Dataset items
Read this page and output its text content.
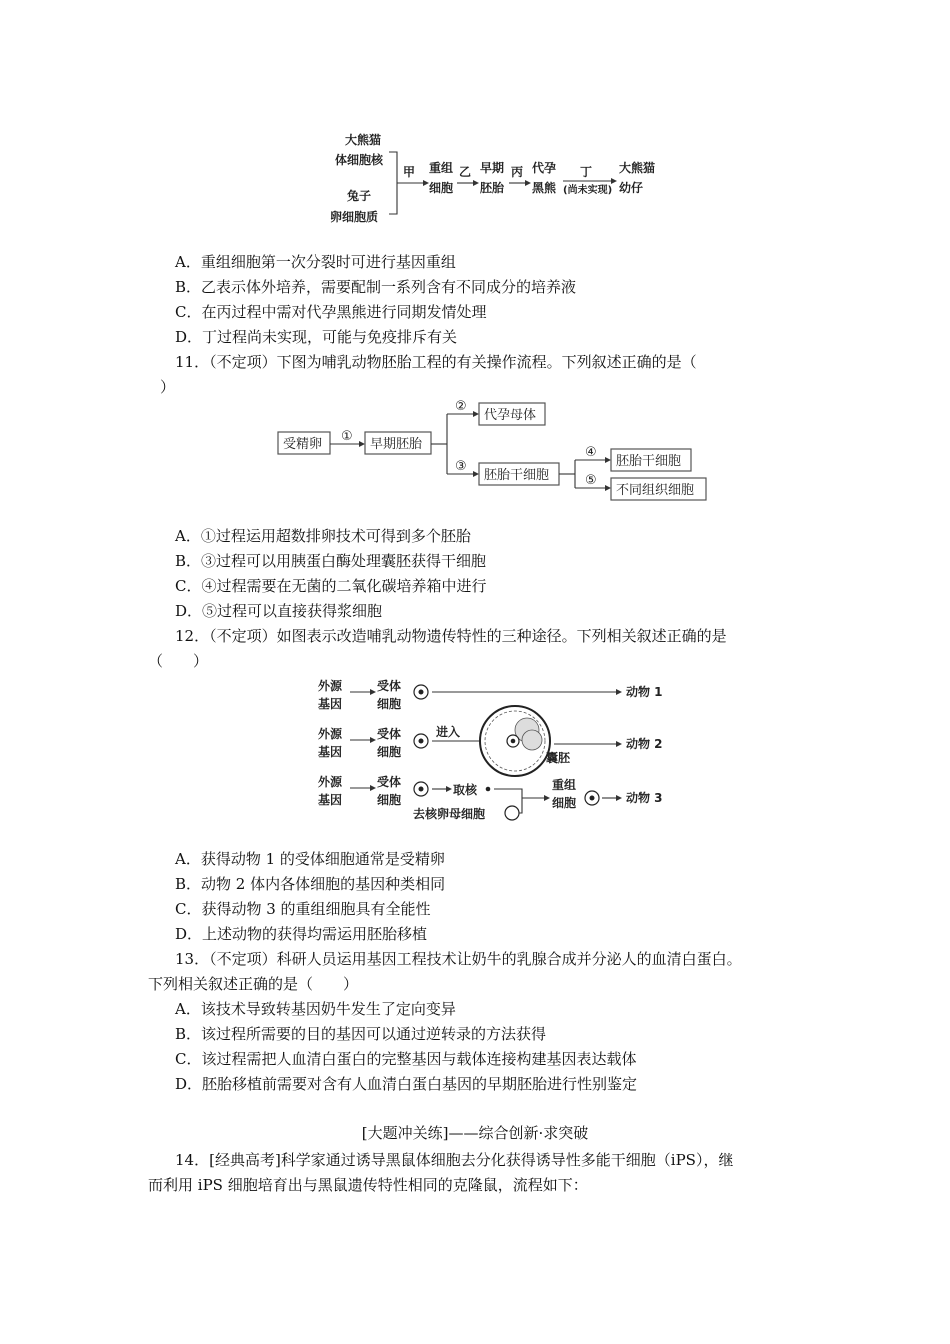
大熊猫
体细胞核
兔子
卵细胞质
甲 重组
细胞
乙 早期
胚胎
丙 代孕
黑熊
丁
(尚未实现)
大熊猫
幼仔
A．重组细胞第一次分裂时可进行基因重组
B．乙表示体外培养，需要配制一系列含有不同成分的培养液
C．在丙过程中需对代孕黑熊进行同期发情处理
D．丁过程尚未实现，可能与免疫排斥有关
11．（不定项）下图为哺乳动物胚胎工程的有关操作流程。下列叙述正确的是（
）
受精卵
①
早期胚胎
②
代孕母体
③
胚胎干细胞
④
胚胎干细胞
⑤
不同组织细胞
A．①过程运用超数排卵技术可得到多个胚胎
B．③过程可以用胰蛋白酶处理囊胚获得干细胞
C．④过程需要在无菌的二氧化碳培养箱中进行
D．⑤过程可以直接获得浆细胞
12．（不定项）如图表示改造哺乳动物遗传特性的三种途径。下列相关叙述正确的是
（　　）
外源
基因
受体
细胞
动物 1
外源
基因
受体
细胞
进入
囊胚
动物 2
外源
基因
受体
细胞
取核
去核卵母细胞
重组
细胞	动物 3
A．获得动物 1 的受体细胞通常是受精卵
B．动物 2 体内各体细胞的基因种类相同
C．获得动物 3 的重组细胞具有全能性
D．上述动物的获得均需运用胚胎移植
13．（不定项）科研人员运用基因工程技术让奶牛的乳腺合成并分泌人的血清白蛋白。
下列相关叙述正确的是（　　）
A．该技术导致转基因奶牛发生了定向变异
B．该过程所需要的目的基因可以通过逆转录的方法获得
C．该过程需把人血清白蛋白的完整基因与载体连接构建基因表达载体
D．胚胎移植前需要对含有人血清白蛋白基因的早期胚胎进行性别鉴定
[大题冲关练]——综合创新·求突破
14．[经典高考]科学家通过诱导黑鼠体细胞去分化获得诱导性多能干细胞（iPS），继
而利用 iPS 细胞培育出与黑鼠遗传特性相同的克隆鼠，流程如下：
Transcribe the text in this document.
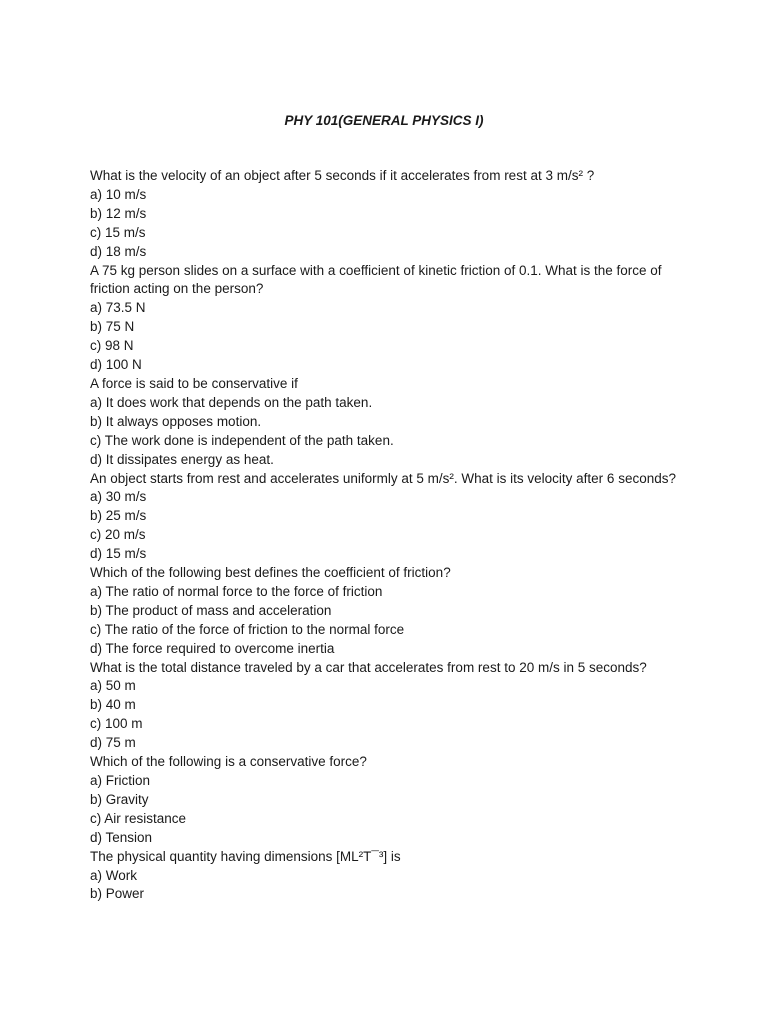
PHY 101(GENERAL PHYSICS I)
What is the velocity of an object after 5 seconds if it accelerates from rest at 3 m/s² ?
a) 10 m/s
b) 12 m/s
c) 15 m/s
d) 18 m/s
A 75 kg person slides on a surface with a coefficient of kinetic friction of 0.1. What is the force of friction acting on the person?
a) 73.5 N
b) 75 N
c) 98 N
d) 100 N
A force is said to be conservative if
a) It does work that depends on the path taken.
b) It always opposes motion.
c) The work done is independent of the path taken.
d) It dissipates energy as heat.
An object starts from rest and accelerates uniformly at 5 m/s². What is its velocity after 6 seconds?
a) 30 m/s
b) 25 m/s
c) 20 m/s
d) 15 m/s
Which of the following best defines the coefficient of friction?
a) The ratio of normal force to the force of friction
b) The product of mass and acceleration
c) The ratio of the force of friction to the normal force
d) The force required to overcome inertia
What is the total distance traveled by a car that accelerates from rest to 20 m/s in 5 seconds?
a) 50 m
b) 40 m
c) 100 m
d) 75 m
Which of the following is a conservative force?
a) Friction
b) Gravity
c) Air resistance
d) Tension
The physical quantity having dimensions [ML²T¯³] is
a) Work
b) Power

Work to do:
Pull out every line containing "following".

Reply:
Which of the following best defines the coefficient of friction?
Which of the following is a conservative force?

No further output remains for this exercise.